**Consegna**
Modifica il brano sui test d'accesso a medicina in Campania, partendo da "Il personale, pur" e proseguendo fino a "portatori di handicap.", e sostituisci "ragazzi" con "studenti".

**Estratto del testo**
++++

Lunghe code, distanze interpersonali non sempre rispettate ai cancelli. Si sono svolti oggi, non senza qualche problema con le norme anti-contagio, i test per l’accesso alle facoltà di medicina e chirurgia delle università campane. La prova, inizialmente prevista per il primo settembre, ha avuto luogo oggi, con due giorni di ritardo, proprio a causa dell’emergenza sanitaria in corso. I candidati, muniti nella stragrande maggioranza dei casi di mascherina chirurgica correttamente indossata, si sono presentati questa mattina alle 8 a Napoli, Caserta, Salerno e Benevento per sostenere il temuto test di accesso. Nutrite folle all’ingresso dei plessi sono stati registrati a Napoli e Caserta: qui le prove sono state tenute, rispettivamente, nel complesso di Monte Sant’Angelo, dove sono state impiegate ben 70 aule, e presso la reggia borbonica, nella sede dell’Aeronautica Militare.

Il personale, pur se presente e attento, era probabilmente troppo poco numeroso per gestire correttamente la cospicua mole di ragazzi: ben 4.508 sono stati quest’anno i candidati ai test per l’Università Federico II, dove i posti disponibili sono 557, e 1.350 quelli per l’Università Luigi Vanvitelli, che aprirà le porte della propria facoltà di medicina a 550 studenti. A Salerno, i test hanno avuto luogo nel campus universitario di Fisciano mentre, per quanto riguarda Benevento, la prova si è svolta nel capoluogo sannita presso il PalaTedeschi di via Rivellini, che a partire dalle 8,30 ha accolto 338 ragazzi. In tutte le sedi campane, l’accesso all’interno delle strutture è stato vietato a eventuali accompagnatori, con eccezione per quanti assistevano dei ragazzi portatori di handicap.

++++

**Righe fornite**
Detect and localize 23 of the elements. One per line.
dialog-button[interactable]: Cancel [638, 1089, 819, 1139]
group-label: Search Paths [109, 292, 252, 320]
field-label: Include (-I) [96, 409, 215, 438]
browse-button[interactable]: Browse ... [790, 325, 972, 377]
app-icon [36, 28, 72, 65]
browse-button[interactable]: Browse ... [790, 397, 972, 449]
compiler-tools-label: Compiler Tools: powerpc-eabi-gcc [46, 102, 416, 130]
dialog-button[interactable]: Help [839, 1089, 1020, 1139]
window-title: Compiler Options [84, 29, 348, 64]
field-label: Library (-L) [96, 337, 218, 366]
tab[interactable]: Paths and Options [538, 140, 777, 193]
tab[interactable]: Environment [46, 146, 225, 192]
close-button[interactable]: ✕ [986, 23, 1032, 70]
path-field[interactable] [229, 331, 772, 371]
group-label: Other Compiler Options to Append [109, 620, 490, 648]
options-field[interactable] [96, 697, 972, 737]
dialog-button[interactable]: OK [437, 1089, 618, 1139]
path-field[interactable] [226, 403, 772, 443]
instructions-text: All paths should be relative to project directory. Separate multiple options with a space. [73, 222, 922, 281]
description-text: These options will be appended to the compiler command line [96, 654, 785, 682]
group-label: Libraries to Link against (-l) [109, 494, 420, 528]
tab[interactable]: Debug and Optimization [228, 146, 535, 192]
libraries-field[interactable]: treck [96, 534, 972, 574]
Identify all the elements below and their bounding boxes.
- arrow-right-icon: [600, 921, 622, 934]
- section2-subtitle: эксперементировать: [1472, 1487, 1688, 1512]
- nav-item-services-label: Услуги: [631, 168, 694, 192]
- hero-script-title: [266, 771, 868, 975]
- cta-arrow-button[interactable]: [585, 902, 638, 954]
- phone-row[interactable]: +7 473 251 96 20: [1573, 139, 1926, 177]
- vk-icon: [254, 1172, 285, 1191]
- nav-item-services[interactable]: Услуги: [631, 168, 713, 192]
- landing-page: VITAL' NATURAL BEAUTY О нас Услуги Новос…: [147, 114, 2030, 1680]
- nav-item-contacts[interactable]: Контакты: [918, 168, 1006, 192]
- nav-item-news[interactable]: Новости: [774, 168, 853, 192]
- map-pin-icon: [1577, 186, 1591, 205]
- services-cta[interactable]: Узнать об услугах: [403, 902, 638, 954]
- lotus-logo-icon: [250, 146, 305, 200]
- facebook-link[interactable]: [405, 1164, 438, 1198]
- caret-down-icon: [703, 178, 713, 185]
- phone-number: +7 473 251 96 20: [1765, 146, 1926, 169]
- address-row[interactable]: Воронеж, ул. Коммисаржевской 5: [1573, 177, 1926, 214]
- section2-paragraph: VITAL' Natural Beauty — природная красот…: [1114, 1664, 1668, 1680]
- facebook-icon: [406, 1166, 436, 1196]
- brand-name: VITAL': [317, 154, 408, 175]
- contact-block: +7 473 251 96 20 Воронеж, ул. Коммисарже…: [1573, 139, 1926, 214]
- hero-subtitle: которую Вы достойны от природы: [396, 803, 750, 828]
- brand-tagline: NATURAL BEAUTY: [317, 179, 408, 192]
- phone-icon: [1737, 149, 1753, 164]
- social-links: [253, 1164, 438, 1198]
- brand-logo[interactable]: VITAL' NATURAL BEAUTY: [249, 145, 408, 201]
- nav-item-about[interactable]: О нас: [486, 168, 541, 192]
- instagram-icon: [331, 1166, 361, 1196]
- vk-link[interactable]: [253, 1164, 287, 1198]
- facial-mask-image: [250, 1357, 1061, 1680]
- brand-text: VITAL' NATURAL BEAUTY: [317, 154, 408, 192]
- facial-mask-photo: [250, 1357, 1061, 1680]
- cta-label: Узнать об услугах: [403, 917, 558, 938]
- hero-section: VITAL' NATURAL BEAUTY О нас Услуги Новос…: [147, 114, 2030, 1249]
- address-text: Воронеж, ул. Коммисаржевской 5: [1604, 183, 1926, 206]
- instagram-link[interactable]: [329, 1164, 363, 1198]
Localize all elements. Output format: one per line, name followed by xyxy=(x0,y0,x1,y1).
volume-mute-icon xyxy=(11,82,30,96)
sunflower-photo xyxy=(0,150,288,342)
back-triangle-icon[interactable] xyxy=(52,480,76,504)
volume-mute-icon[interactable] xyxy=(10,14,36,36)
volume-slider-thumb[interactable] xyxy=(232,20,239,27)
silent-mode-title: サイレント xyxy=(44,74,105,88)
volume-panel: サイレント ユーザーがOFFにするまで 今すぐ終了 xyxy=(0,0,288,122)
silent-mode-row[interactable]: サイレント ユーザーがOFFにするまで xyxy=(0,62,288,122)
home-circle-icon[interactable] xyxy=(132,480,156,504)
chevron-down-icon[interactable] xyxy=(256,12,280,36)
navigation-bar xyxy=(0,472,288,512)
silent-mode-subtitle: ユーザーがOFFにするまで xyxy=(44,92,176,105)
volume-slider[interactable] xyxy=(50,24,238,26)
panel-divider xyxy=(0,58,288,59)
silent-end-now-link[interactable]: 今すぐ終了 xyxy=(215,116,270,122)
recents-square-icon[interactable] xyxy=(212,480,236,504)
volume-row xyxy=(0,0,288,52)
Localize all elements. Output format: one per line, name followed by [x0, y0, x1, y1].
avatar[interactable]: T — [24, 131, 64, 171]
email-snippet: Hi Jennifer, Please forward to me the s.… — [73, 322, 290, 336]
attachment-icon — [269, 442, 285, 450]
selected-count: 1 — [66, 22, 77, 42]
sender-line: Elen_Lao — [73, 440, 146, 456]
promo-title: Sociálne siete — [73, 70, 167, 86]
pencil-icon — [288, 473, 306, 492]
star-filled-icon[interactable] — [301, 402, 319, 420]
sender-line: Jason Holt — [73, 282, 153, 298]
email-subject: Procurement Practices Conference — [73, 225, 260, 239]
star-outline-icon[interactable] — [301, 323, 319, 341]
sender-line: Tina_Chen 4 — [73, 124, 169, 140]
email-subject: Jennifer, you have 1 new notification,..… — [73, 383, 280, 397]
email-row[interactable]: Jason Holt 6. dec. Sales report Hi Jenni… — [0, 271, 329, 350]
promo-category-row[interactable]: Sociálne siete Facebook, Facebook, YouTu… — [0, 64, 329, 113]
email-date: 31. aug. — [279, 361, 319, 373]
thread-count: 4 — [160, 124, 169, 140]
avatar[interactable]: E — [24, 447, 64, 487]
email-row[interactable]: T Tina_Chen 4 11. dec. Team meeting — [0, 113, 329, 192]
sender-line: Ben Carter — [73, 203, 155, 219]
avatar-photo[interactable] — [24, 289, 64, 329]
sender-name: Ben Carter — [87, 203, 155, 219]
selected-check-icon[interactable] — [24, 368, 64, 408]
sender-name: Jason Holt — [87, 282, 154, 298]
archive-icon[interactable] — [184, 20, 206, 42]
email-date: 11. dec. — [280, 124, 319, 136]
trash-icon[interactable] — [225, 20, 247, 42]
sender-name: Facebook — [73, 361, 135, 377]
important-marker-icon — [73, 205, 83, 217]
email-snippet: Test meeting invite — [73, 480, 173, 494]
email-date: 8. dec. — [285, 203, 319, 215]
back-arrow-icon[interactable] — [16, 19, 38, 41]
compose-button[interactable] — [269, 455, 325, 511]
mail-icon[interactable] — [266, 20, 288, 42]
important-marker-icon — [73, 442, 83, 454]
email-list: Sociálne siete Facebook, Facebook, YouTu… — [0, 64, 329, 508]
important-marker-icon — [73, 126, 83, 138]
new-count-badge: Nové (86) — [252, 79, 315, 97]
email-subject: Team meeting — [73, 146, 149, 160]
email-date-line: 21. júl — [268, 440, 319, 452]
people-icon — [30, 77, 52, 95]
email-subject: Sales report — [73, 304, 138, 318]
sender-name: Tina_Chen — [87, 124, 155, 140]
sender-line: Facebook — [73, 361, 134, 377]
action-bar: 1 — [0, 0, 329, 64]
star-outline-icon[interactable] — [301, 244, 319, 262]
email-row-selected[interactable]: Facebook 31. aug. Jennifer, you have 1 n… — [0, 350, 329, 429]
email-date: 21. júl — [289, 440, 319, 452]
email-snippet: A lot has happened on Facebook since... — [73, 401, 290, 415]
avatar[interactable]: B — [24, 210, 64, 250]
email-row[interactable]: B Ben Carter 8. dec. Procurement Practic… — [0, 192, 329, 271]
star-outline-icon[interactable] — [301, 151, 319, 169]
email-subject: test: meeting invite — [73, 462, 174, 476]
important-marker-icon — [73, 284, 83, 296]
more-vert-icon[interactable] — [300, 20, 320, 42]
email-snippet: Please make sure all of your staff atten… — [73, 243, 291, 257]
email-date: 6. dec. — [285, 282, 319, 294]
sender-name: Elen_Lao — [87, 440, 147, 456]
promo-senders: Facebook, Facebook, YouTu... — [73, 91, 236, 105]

++++

**Soluzione**
Il personale, pur se presente e attento, era probabilmente troppo poco numeroso per gestire correttamente la cospicua mole di studenti: ben 4.508 sono stati quest’anno i candidati ai test per l’Università Federico II, dove i posti disponibili sono 557, e 1.350 quelli per l’Università Luigi Vanvitelli, che aprirà le porte della propria facoltà di medicina a 550 studenti. A Salerno, i test hanno avuto luogo nel campus universitario di Fisciano mentre, per quanto riguarda Benevento, la prova si è svolta nel capoluogo sannita presso il PalaTedeschi di via Rivellini, che a partire dalle 8,30 ha accolto 338 studenti. In tutte le sedi campane, l’accesso all’interno delle strutture è stato vietato a eventuali accompagnatori, con eccezione per quanti assistevano dei studenti portatori di handicap.